## Requirements
Give every line below again, exactly.

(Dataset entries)
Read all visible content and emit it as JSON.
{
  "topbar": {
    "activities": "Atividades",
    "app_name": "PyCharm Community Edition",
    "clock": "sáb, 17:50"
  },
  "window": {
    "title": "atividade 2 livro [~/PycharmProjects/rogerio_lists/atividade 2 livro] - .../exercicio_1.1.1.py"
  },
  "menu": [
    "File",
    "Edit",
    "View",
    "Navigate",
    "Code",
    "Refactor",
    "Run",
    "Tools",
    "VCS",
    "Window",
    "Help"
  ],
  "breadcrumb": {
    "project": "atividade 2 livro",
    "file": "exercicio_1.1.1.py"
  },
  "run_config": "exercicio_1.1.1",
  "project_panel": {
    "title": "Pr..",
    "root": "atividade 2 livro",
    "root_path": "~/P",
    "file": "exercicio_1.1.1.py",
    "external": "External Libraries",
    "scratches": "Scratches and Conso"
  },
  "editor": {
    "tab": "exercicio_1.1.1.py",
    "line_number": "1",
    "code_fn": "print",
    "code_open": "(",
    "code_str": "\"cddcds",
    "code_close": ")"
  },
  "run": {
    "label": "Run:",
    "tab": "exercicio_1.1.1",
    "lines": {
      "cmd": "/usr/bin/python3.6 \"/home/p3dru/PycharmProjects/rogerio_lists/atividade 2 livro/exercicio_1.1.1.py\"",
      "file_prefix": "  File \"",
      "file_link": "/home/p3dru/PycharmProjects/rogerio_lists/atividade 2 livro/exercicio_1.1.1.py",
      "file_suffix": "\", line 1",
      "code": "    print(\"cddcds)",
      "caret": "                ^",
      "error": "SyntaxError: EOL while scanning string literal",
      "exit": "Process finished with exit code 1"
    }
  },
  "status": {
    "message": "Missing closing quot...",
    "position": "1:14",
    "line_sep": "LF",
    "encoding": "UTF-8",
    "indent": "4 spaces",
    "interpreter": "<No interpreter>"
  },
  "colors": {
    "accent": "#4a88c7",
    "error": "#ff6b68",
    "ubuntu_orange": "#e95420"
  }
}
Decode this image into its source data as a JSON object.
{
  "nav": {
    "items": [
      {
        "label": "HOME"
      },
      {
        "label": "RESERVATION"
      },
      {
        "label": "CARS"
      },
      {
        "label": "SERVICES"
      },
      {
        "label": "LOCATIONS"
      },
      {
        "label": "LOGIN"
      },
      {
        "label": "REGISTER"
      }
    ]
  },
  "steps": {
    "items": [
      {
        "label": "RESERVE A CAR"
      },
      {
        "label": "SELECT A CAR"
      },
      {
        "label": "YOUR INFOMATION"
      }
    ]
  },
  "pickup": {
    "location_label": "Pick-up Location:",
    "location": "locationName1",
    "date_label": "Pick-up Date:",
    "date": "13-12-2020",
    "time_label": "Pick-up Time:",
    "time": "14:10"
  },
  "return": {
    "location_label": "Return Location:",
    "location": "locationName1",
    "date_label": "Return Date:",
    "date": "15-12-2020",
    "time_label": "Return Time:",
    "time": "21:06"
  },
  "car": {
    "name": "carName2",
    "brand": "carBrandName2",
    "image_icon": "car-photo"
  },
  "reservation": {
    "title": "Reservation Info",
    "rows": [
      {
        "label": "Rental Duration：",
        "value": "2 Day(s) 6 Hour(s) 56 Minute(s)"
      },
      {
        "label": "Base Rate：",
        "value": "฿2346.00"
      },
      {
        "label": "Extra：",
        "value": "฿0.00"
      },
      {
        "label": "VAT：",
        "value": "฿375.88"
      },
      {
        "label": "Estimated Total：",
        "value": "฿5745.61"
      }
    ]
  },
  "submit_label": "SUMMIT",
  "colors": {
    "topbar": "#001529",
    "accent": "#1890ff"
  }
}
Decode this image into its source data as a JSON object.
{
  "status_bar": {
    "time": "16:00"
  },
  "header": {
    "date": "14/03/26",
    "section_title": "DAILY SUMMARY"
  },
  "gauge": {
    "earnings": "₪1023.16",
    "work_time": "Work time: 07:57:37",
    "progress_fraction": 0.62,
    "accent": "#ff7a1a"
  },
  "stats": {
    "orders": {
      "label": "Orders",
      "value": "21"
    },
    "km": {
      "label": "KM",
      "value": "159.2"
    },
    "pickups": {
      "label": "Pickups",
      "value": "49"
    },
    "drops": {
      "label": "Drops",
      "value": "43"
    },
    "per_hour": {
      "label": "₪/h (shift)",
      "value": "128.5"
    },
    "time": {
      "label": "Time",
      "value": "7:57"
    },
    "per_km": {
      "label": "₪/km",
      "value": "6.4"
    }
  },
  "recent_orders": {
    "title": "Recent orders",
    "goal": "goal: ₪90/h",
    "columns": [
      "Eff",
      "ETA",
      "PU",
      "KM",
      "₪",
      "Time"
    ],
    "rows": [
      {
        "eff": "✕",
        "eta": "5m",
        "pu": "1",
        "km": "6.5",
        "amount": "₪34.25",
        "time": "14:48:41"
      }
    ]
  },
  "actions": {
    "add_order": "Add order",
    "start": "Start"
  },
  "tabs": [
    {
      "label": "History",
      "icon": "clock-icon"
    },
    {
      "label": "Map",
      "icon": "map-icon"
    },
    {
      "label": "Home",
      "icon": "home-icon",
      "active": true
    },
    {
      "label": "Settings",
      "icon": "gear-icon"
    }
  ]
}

## Exercise response
Read all visible content and emit it as JSON.
{
  "topbar": {
    "activities": "Atividades",
    "app_name": "PyCharm Community Edition",
    "clock": "sáb, 17:50"
  },
  "window": {
    "title": "atividade 2 livro [~/PycharmProjects/rogerio_lists/atividade 2 livro] - .../exercicio_1.1.1.py"
  },
  "menu": [
    "File",
    "Edit",
    "View",
    "Navigate",
    "Code",
    "Refactor",
    "Run",
    "Tools",
    "VCS",
    "Window",
    "Help"
  ],
  "breadcrumb": {
    "project": "atividade 2 livro",
    "file": "exercicio_1.1.1.py"
  },
  "run_config": "exercicio_1.1.1",
  "project_panel": {
    "title": "Pr..",
    "root": "atividade 2 livro",
    "root_path": "~/P",
    "file": "exercicio_1.1.1.py",
    "external": "External Libraries",
    "scratches": "Scratches and Conso"
  },
  "editor": {
    "tab": "exercicio_1.1.1.py",
    "line_number": "1",
    "code_fn": "print",
    "code_open": "(",
    "code_str": "\"cddcds",
    "code_close": ")"
  },
  "run": {
    "label": "Run:",
    "tab": "exercicio_1.1.1",
    "lines": {
      "cmd": "/usr/bin/python3.6 \"/home/p3dru/PycharmProjects/rogerio_lists/atividade 2 livro/exercicio_1.1.1.py\"",
      "file_prefix": "  File \"",
      "file_link": "/home/p3dru/PycharmProjects/rogerio_lists/atividade 2 livro/exercicio_1.1.1.py",
      "file_suffix": "\", line 1",
      "code": "    print(\"cddcds)",
      "caret": "                ^",
      "error": "SyntaxError: EOL while scanning string literal",
      "exit": "Process finished with exit code 1"
    }
  },
  "status": {
    "message": "Missing closing quot...",
    "position": "1:14",
    "line_sep": "LF",
    "encoding": "UTF-8",
    "indent": "4 spaces",
    "interpreter": "<No interpreter>"
  },
  "colors": {
    "accent": "#4a88c7",
    "error": "#ff6b68",
    "ubuntu_orange": "#e95420"
  }
}
Decode this image into its source data as a JSON object.
{
  "nav": {
    "items": [
      {
        "label": "HOME"
      },
      {
        "label": "RESERVATION"
      },
      {
        "label": "CARS"
      },
      {
        "label": "SERVICES"
      },
      {
        "label": "LOCATIONS"
      },
      {
        "label": "LOGIN"
      },
      {
        "label": "REGISTER"
      }
    ]
  },
  "steps": {
    "items": [
      {
        "label": "RESERVE A CAR"
      },
      {
        "label": "SELECT A CAR"
      },
      {
        "label": "YOUR INFOMATION"
      }
    ]
  },
  "pickup": {
    "location_label": "Pick-up Location:",
    "location": "locationName1",
    "date_label": "Pick-up Date:",
    "date": "13-12-2020",
    "time_label": "Pick-up Time:",
    "time": "14:10"
  },
  "return": {
    "location_label": "Return Location:",
    "location": "locationName1",
    "date_label": "Return Date:",
    "date": "15-12-2020",
    "time_label": "Return Time:",
    "time": "21:06"
  },
  "car": {
    "name": "carName2",
    "brand": "carBrandName2",
    "image_icon": "car-photo"
  },
  "reservation": {
    "title": "Reservation Info",
    "rows": [
      {
        "label": "Rental Duration：",
        "value": "2 Day(s) 6 Hour(s) 56 Minute(s)"
      },
      {
        "label": "Base Rate：",
        "value": "฿2346.00"
      },
      {
        "label": "Extra：",
        "value": "฿0.00"
      },
      {
        "label": "VAT：",
        "value": "฿375.88"
      },
      {
        "label": "Estimated Total：",
        "value": "฿5745.61"
      }
    ]
  },
  "submit_label": "SUMMIT",
  "colors": {
    "topbar": "#001529",
    "accent": "#1890ff"
  }
}
Decode this image into its source data as a JSON object.
{
  "status_bar": {
    "time": "16:00"
  },
  "header": {
    "date": "14/03/26",
    "section_title": "DAILY SUMMARY"
  },
  "gauge": {
    "earnings": "₪1023.16",
    "work_time": "Work time: 07:57:37",
    "progress_fraction": 0.62,
    "accent": "#ff7a1a"
  },
  "stats": {
    "orders": {
      "label": "Orders",
      "value": "21"
    },
    "km": {
      "label": "KM",
      "value": "159.2"
    },
    "pickups": {
      "label": "Pickups",
      "value": "49"
    },
    "drops": {
      "label": "Drops",
      "value": "43"
    },
    "per_hour": {
      "label": "₪/h (shift)",
      "value": "128.5"
    },
    "time": {
      "label": "Time",
      "value": "7:57"
    },
    "per_km": {
      "label": "₪/km",
      "value": "6.4"
    }
  },
  "recent_orders": {
    "title": "Recent orders",
    "goal": "goal: ₪90/h",
    "columns": [
      "Eff",
      "ETA",
      "PU",
      "KM",
      "₪",
      "Time"
    ],
    "rows": [
      {
        "eff": "✕",
        "eta": "5m",
        "pu": "1",
        "km": "6.5",
        "amount": "₪34.25",
        "time": "14:48:41"
      }
    ]
  },
  "actions": {
    "add_order": "Add order",
    "start": "Start"
  },
  "tabs": [
    {
      "label": "History",
      "icon": "clock-icon"
    },
    {
      "label": "Map",
      "icon": "map-icon"
    },
    {
      "label": "Home",
      "icon": "home-icon",
      "active": true
    },
    {
      "label": "Settings",
      "icon": "gear-icon"
    }
  ]
}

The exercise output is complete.